FRAGMENTO:
'''

San Gabriel es el mensajero de la Encarnación de Dios (Lc 1,26-38). Él llama a la puerta de María y, por medio suyo, Dios mismo pide a la Virgen su “sí” para llegar a ser la Madre del Redentor. El Señor está incansablemente llamando a la puerta del mundo y a la puerta de cada corazón: “Miro que estoy a la puerta y llamo; si alguno escucha mi voz y me abre la puerta, yo vendré y cenaré con él y él conmigo” (Ap 3, 20). Llama para pedirle la libertad de abrirle. Él, entrando en nosotros y habitando entre nosotros, desea que nuestra vida tenga el respiro de Dios y la grandeza del Cielo. En la comunión con Cristo, estamos asociados también nosotros a la misión de Gabriel: llevar a los hombres la llamada de Cristo y darles la buena noticia de su presencia.

San Rafael, finalmente, es presentado en el libro de Tobías como el Ángel a quien se le confía la misión de curar. Cuando Jesús envía a sus discípulos en misión, a la tarea de anunciar el Evangelio le añade también la de sanar. Anunciar el Evangelio significa, ya por sí mismo, sanar, porque el hombre necesita sobre todo la verdad y el amor de Dios. El Arcángel San Rafael cura la comunión entre hombre y mujer. Cura su amor y les da la capacidad de acogerse mutuamente y para siempre. En segundo lugar, el libro de  Tobías habla de la curación de los ojos que están ciegos. Hoy tocamos con las manos que estamos amenazados por la ceguera para con Dios. Cuando mayor sea el peligro por lo que sabemos sobre las cosas materiales y lo que podemos hacer con ellas, más podemos hacernos ciegos para la luz de Dios. No captamos más la realidad del cielo, abierto sobre nosotros. Esto empobrece la tierra y hace triste nuestra vida. Curar esta ceguera de los corazones con el anuncio de Cristo, es la tarea sublime que, junto a Rafael, se nos ha confiado. Sólo la experiencia de la presencia regeneradora de Cristo puede hacer brillar con luz nueva nuestra mirada y abrir el Cielo, en el cual los Ángeles “suben y bajan” sirviendo y alabando la comunión entre el cielo y la tierra.

'''

(Entradas del conjunto de datos)

'''

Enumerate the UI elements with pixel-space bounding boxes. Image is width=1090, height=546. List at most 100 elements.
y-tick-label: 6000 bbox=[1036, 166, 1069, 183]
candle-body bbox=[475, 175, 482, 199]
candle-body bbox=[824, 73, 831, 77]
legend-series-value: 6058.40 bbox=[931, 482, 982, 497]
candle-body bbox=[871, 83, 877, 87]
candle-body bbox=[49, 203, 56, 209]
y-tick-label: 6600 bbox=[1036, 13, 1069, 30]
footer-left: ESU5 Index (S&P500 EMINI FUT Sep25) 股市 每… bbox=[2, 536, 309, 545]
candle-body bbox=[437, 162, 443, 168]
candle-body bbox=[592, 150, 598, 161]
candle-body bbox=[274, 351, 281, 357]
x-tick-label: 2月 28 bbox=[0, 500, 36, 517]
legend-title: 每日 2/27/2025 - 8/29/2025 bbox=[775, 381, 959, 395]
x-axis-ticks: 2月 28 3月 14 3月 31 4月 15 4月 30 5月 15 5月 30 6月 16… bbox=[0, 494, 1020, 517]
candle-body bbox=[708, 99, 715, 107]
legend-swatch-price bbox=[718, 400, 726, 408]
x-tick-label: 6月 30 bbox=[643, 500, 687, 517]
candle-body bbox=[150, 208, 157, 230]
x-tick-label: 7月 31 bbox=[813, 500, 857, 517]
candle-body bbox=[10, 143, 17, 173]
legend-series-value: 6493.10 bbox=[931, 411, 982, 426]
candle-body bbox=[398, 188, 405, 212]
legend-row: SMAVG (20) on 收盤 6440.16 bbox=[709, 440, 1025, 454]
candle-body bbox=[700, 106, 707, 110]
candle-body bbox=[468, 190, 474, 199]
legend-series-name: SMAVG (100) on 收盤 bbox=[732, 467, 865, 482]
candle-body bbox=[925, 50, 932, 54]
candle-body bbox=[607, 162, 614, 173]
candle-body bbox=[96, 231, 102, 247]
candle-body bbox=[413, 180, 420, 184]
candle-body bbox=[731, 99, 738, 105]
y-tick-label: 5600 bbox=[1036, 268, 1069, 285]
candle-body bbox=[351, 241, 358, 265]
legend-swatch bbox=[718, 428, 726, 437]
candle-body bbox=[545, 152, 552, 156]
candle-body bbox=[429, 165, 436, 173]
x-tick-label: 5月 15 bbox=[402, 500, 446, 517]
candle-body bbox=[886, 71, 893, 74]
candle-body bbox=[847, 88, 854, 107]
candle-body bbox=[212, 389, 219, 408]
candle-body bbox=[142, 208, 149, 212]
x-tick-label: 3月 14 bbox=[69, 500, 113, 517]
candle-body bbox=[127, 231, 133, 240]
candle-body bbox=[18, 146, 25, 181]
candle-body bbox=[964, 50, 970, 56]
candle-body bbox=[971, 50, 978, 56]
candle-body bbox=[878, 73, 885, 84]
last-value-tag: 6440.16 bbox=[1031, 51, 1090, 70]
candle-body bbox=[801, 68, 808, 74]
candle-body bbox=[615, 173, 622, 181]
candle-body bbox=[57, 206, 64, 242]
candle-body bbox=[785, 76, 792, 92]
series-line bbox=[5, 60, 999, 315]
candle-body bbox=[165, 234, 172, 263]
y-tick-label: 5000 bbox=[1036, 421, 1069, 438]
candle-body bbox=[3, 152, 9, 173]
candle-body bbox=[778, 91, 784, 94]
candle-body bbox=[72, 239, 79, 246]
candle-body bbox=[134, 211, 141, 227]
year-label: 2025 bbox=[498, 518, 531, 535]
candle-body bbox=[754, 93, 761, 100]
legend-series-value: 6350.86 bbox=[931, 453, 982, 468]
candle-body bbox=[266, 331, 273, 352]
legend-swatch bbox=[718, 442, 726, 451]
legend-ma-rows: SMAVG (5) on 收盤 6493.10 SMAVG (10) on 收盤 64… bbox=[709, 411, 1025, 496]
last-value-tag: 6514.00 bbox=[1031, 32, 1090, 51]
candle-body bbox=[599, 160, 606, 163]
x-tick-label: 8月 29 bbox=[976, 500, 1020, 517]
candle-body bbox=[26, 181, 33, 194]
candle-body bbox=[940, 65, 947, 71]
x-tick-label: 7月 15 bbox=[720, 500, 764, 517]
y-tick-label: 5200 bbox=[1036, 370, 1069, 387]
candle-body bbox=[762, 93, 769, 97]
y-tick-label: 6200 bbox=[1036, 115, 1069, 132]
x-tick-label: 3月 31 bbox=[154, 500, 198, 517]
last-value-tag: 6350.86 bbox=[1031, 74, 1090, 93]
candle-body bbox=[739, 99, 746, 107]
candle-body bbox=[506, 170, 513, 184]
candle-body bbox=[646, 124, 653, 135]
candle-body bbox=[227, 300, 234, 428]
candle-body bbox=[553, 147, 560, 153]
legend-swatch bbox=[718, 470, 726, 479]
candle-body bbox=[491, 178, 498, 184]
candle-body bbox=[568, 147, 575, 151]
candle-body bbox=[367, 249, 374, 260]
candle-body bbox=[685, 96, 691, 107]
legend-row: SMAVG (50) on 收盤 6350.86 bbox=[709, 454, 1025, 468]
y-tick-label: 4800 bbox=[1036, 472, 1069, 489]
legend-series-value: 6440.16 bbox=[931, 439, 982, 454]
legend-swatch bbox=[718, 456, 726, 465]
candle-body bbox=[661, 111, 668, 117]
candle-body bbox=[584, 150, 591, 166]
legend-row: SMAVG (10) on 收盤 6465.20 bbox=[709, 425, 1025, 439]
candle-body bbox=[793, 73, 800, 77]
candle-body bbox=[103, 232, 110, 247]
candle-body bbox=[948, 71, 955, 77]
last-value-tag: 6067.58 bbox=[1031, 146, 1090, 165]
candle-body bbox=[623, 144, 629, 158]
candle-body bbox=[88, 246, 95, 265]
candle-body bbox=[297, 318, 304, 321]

'''

QUÉ HACER:
a) Reproduce literalmente el pasaje del fragmento sobre los arcángeles comenzando en "San Gabriel es" y terminando en "de su presencia.".
b) Según el fragmento sobre los arcángeles, ¿qué misión se le confía a San Rafael en el libro de Tobías?

SOLUCIONES:
a)
San Gabriel es el mensajero de la Encarnación de Dios (Lc 1,26-38). Él llama a la puerta de María y, por medio suyo, Dios mismo pide a la Virgen su “sí” para llegar a ser la Madre del Redentor. El Señor está incansablemente llamando a la puerta del mundo y a la puerta de cada corazón: “Miro que estoy a la puerta y llamo; si alguno escucha mi voz y me abre la puerta, yo vendré y cenaré con él y él conmigo” (Ap 3, 20). Llama para pedirle la libertad de abrirle. Él, entrando en nosotros y habitando entre nosotros, desea que nuestra vida tenga el respiro de Dios y la grandeza del Cielo. En la comunión con Cristo, estamos asociados también nosotros a la misión de Gabriel: llevar a los hombres la llamada de Cristo y darles la buena noticia de su presencia.

b) La misión de curar.